### THE TASK
Using the data below, tally the lines that include the string "this". Only the number is wanted.

### TASK INPUT
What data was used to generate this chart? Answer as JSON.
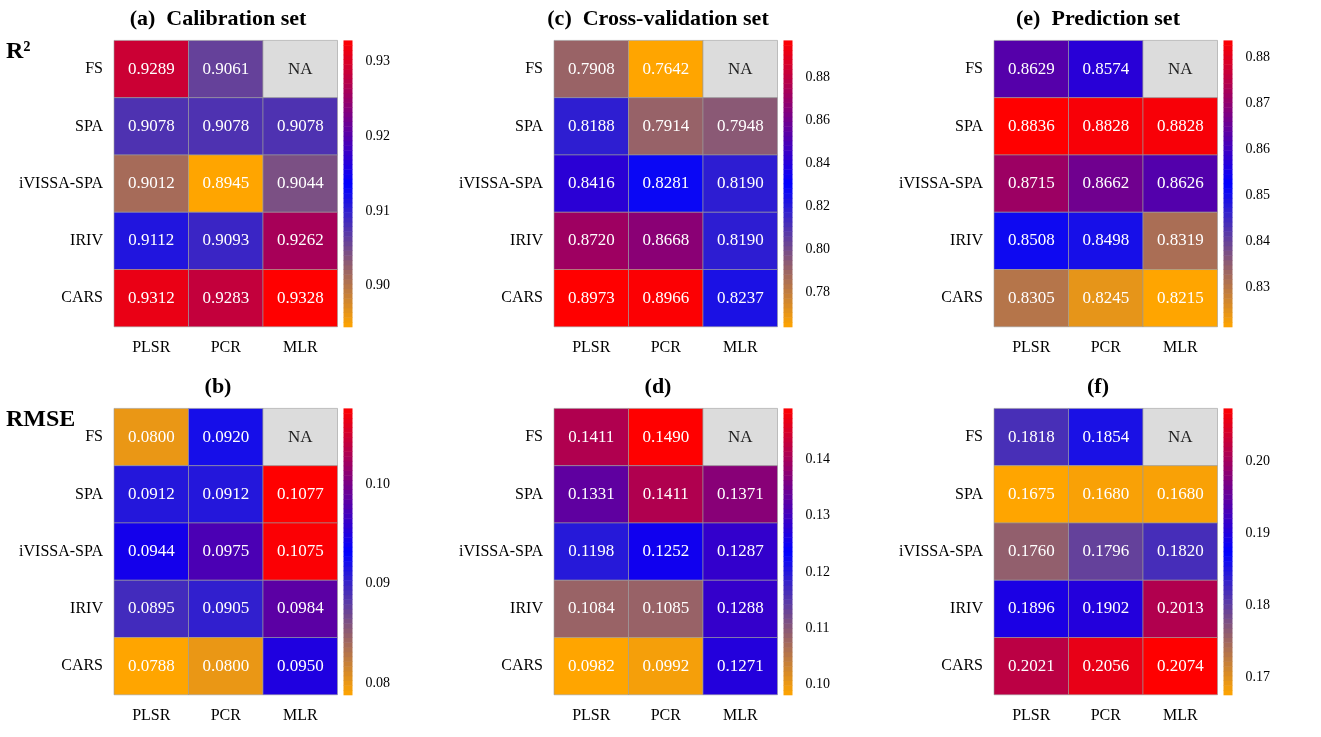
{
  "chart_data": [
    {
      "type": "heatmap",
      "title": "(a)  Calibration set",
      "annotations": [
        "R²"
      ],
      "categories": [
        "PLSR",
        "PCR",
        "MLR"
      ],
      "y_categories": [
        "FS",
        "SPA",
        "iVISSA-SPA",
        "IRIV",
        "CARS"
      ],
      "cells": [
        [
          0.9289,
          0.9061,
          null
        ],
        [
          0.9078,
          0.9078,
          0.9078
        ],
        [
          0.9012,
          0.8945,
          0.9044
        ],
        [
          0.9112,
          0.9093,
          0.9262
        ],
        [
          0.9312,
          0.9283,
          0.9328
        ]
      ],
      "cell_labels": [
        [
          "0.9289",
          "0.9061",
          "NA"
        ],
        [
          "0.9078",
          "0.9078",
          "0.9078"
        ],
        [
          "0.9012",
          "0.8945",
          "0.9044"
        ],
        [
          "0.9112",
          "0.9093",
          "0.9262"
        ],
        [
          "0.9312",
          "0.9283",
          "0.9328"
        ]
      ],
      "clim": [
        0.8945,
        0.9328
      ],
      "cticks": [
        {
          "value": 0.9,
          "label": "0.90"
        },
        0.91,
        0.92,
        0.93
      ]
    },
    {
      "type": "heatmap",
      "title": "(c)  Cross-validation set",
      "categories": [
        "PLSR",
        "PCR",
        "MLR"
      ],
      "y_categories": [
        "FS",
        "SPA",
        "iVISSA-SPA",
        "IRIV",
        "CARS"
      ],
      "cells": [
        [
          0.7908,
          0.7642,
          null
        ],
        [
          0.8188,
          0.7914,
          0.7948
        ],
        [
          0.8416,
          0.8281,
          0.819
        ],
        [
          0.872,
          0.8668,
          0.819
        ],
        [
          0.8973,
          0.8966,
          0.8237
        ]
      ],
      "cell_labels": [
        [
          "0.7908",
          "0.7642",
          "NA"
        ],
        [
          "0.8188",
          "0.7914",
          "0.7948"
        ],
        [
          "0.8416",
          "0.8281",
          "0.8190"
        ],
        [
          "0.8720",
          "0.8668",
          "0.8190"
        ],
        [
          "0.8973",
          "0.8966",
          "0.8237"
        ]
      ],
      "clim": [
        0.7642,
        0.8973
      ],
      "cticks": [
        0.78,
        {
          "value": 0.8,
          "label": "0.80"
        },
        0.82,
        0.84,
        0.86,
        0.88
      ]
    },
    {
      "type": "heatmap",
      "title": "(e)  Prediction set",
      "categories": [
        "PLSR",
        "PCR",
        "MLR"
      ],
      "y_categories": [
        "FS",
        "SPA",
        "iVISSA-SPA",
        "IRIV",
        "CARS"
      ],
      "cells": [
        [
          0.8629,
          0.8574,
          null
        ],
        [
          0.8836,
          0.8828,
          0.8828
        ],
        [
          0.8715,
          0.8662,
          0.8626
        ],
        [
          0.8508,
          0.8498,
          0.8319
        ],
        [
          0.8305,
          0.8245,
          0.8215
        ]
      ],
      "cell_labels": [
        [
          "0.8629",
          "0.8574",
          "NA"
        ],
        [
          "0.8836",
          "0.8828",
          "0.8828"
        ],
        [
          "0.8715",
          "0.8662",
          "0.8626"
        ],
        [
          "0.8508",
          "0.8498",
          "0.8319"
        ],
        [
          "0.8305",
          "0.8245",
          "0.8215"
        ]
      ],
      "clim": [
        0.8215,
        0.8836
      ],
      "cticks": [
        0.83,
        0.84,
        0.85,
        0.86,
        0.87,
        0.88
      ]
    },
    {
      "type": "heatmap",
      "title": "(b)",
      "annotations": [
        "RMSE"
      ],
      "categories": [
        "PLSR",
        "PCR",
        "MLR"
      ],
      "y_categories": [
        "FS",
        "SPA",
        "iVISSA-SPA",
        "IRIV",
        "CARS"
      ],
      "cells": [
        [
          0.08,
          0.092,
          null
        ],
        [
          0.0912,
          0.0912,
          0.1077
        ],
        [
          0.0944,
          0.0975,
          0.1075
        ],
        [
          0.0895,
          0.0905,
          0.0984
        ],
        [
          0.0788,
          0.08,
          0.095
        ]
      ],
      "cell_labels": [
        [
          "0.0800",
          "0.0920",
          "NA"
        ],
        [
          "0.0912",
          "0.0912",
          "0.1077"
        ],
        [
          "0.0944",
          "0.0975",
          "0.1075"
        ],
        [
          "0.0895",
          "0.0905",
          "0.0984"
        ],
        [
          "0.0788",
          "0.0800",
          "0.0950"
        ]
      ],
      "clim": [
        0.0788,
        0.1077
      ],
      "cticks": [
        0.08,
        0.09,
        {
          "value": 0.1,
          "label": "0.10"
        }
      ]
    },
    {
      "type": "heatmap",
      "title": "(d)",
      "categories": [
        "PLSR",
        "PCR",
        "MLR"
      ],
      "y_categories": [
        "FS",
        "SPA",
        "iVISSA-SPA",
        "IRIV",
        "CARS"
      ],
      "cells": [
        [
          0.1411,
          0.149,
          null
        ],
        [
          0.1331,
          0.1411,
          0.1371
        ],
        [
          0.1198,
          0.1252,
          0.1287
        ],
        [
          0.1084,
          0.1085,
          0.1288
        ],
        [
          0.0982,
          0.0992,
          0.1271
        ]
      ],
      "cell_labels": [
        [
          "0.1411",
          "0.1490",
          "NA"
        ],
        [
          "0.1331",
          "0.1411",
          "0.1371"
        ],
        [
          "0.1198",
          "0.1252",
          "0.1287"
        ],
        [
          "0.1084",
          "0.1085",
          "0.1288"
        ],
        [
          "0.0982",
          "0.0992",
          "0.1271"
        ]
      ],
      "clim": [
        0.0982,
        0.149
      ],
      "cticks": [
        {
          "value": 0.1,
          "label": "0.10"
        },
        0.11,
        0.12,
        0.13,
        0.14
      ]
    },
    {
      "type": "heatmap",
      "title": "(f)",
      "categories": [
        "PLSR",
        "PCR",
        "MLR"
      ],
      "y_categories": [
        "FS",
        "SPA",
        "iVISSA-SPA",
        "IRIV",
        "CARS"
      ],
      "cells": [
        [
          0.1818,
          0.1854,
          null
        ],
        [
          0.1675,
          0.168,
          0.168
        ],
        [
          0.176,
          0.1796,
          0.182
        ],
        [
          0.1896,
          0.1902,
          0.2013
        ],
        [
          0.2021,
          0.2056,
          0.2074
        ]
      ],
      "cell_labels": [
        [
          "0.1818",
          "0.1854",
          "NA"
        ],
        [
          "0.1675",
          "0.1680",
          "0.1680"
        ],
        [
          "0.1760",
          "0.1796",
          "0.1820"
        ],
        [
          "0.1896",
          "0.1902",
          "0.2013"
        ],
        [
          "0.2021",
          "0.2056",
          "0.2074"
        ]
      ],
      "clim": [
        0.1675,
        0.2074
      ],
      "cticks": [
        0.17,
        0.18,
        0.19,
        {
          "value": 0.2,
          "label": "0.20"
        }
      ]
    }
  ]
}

==

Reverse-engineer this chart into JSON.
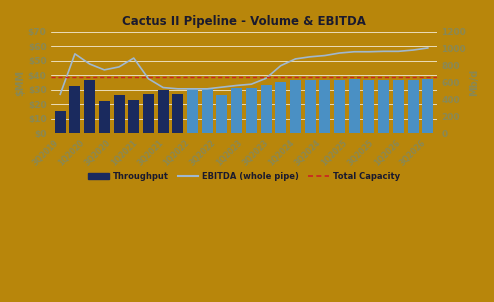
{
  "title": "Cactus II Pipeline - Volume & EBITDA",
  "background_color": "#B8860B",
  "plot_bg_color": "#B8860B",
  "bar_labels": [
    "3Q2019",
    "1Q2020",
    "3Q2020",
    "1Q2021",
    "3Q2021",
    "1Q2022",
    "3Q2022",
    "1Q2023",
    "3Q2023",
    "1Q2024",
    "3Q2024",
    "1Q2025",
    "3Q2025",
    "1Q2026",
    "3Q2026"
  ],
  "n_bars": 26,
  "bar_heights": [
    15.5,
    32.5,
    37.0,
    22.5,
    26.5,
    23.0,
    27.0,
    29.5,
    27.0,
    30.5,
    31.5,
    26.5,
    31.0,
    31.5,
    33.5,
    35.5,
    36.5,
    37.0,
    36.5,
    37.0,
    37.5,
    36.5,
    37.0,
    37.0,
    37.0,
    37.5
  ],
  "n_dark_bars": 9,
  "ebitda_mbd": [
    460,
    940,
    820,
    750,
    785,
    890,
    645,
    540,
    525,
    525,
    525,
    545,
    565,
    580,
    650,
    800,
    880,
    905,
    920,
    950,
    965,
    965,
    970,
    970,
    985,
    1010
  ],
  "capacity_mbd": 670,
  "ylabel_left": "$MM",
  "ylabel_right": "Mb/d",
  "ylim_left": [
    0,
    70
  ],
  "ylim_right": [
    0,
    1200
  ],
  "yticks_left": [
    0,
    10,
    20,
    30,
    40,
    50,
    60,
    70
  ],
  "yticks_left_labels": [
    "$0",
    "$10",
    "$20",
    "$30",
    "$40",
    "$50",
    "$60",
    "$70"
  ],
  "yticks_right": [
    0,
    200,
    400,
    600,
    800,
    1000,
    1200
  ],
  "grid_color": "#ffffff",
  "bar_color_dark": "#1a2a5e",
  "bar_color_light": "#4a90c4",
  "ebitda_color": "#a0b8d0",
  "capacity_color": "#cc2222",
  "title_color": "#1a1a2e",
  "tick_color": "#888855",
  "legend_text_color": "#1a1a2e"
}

---

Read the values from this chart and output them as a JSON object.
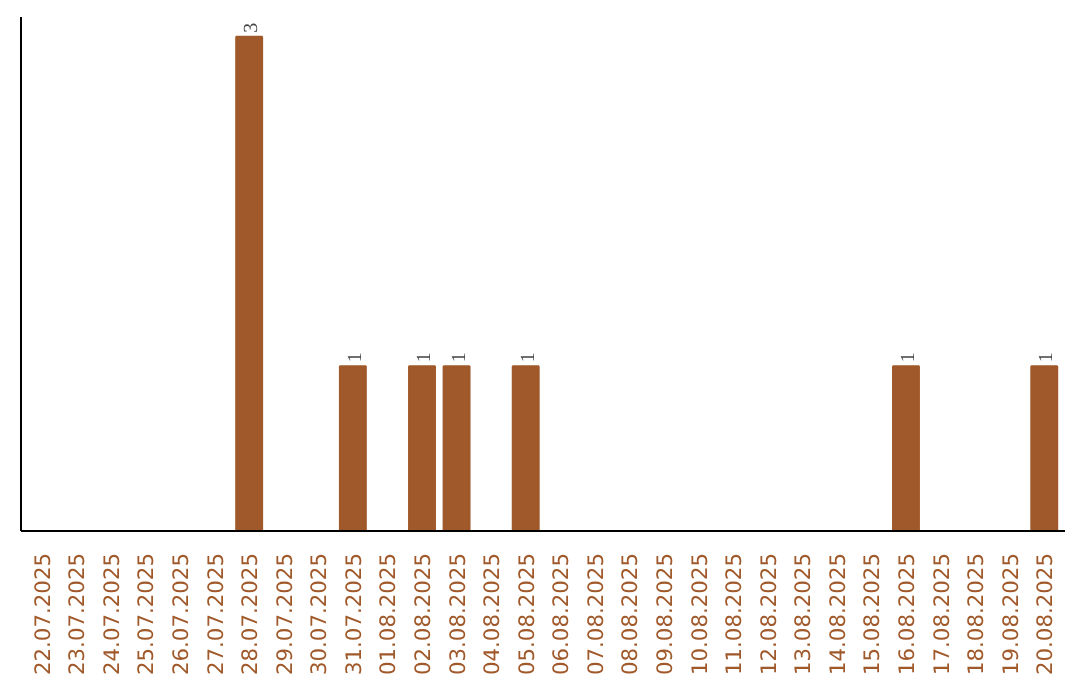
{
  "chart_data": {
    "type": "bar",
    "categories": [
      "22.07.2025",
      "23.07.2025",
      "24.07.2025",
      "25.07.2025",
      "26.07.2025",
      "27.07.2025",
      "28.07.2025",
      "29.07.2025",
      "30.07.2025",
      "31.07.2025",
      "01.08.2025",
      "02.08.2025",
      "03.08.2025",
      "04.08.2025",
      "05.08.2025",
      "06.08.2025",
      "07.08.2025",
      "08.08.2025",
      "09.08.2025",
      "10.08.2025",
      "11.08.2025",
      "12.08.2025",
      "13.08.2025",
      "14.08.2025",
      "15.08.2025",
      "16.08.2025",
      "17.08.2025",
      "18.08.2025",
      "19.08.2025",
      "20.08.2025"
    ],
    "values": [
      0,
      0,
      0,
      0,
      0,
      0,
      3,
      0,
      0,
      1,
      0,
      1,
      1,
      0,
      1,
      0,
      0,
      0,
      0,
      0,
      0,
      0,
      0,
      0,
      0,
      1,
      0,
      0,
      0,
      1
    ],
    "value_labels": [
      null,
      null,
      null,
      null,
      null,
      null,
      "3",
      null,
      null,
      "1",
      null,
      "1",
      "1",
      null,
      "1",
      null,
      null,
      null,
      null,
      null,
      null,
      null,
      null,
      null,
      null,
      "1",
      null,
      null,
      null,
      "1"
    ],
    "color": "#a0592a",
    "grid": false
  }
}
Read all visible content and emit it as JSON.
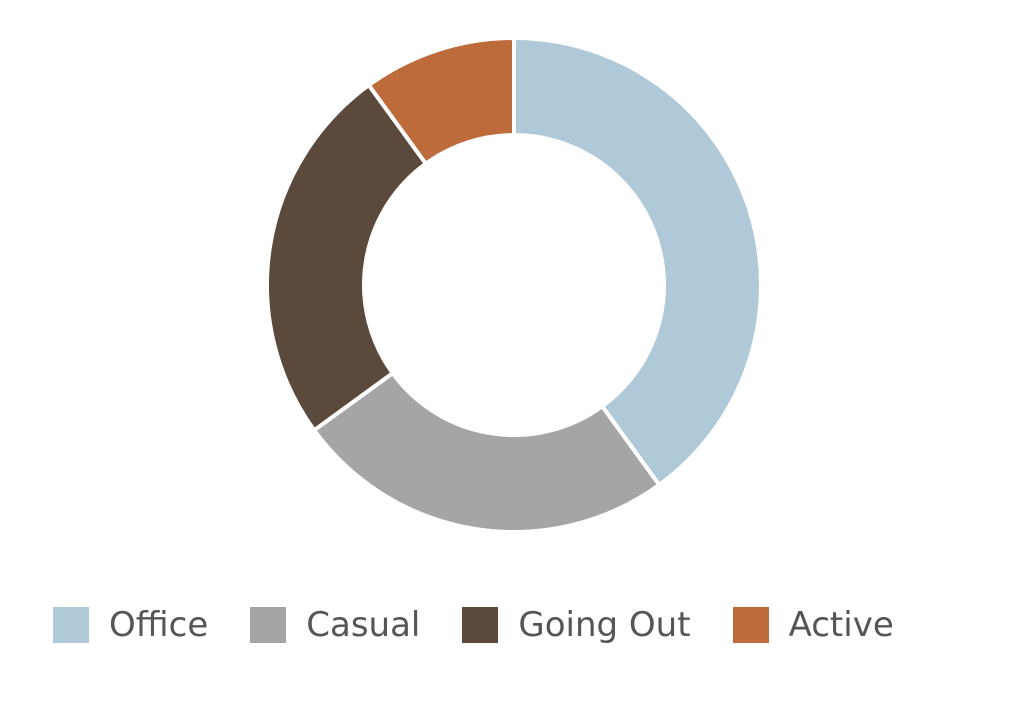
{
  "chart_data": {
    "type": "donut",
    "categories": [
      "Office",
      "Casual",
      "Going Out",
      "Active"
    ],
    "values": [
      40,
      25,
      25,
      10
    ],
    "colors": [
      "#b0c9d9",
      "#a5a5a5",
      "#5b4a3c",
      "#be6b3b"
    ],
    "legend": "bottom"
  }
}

### SOLVED PROBLEM
3